Selected excerpt »
# OOooooo we have an appointment at Darlington... few questions??



## EllasMummy (Oct 30, 2009)

*Hi lady's few of u might of read my old thread, when we were thinking about it but we've finally decided WERE DOING IT.... ekkk so excited and nervious all in one...

For those who dont me I had a little boy in oct and he died after 2hrs after being born at 25+4w, i made the decision to be sterilized in theata as i have 5 other children at home ( you might all think im insane) but ive always wanted a bif family...

So we've looked into few diff sites as we were put on by LWC in darlington as thier results on their site wernt that great but when i rang they told me these were old results... so decided to go with them...

We are dogin Egg Share and im pretty hopefull that i'll b a great sharer since ive now been pregnant 8 times, (5 at home but ella born at 24+3w, max 25+4 and harry 22wks all sleepiong forever now) clinic said yesterday that i should be great for egg share...

Im 25 yrs old, genrally fall pregnant within couple of months have fab cycles...just that my tubes are now cut, consultant in st marys said reversal would fail bcos ive had 2cm cut out of each tubve so ivf is the only way.... its insane im actally looking forward to hoepfully helping someone else become a mummy or at least get a shot at it.

So were going to an open evening not cos i think we need it but bcos it get's you a free consutlation so saves us £250.00 as the clinic is 2 hrs away its going to cost alot in travelling.

So we'll get our own consutlation first week in feb, my biggest question how long from then does it really take to start treatment??

Exercise instructions » Write out the stretch of the forum thread from "Im 25 yrs old, genrally" through "alot in travelling." again, swapping "open evening" for "information evening".

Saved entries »
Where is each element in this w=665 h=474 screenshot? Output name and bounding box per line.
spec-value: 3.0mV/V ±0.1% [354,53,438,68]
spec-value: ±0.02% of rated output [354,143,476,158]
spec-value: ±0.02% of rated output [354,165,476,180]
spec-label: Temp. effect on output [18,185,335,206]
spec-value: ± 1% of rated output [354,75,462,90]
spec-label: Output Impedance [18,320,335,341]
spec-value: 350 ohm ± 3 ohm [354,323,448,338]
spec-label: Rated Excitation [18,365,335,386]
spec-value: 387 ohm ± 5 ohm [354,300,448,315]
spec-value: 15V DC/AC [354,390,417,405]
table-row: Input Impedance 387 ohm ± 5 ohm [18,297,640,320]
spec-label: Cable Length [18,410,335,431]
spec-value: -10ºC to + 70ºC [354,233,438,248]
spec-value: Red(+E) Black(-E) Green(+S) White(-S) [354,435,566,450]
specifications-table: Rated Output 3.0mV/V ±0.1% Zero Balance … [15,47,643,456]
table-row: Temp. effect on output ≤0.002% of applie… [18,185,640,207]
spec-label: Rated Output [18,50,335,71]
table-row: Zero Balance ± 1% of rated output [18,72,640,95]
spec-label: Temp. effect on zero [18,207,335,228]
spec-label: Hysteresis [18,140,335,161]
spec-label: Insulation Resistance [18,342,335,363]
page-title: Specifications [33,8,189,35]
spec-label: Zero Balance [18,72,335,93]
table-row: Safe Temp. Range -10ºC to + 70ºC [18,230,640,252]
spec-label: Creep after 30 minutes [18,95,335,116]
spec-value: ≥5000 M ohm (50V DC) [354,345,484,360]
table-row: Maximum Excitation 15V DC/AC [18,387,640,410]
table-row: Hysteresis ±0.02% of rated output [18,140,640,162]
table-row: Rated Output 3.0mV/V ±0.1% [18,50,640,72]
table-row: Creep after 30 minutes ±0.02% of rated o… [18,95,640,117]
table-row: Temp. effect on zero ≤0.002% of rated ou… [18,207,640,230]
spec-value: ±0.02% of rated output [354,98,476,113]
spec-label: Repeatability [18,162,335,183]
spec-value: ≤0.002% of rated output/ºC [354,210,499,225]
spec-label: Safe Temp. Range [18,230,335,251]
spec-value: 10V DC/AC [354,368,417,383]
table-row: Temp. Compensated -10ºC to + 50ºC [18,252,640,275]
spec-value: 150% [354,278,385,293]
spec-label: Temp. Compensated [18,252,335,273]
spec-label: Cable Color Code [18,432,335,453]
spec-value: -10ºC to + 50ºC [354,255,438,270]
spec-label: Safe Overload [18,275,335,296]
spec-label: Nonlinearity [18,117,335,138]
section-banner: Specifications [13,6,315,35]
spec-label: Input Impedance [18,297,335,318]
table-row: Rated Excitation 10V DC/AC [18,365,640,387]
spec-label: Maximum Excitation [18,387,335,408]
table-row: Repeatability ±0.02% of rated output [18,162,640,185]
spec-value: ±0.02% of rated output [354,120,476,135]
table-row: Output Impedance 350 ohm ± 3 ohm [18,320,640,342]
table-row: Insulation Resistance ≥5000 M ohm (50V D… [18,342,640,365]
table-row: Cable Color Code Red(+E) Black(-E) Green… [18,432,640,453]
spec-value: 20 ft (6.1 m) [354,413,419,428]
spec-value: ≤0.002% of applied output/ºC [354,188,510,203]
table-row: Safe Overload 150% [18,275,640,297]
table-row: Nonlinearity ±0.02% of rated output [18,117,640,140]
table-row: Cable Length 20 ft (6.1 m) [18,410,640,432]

Task response »
Im 25 yrs old, genrally fall pregnant within couple of months have fab cycles...just that my tubes are now cut, consultant in st marys said reversal would fail bcos ive had 2cm cut out of each tubve so ivf is the only way.... its insane im actally looking forward to hoepfully helping someone else become a mummy or at least get a shot at it.

So were going to an information evening not cos i think we need it but bcos it get's you a free consutlation so saves us £250.00 as the clinic is 2 hrs away its going to cost alot in travelling.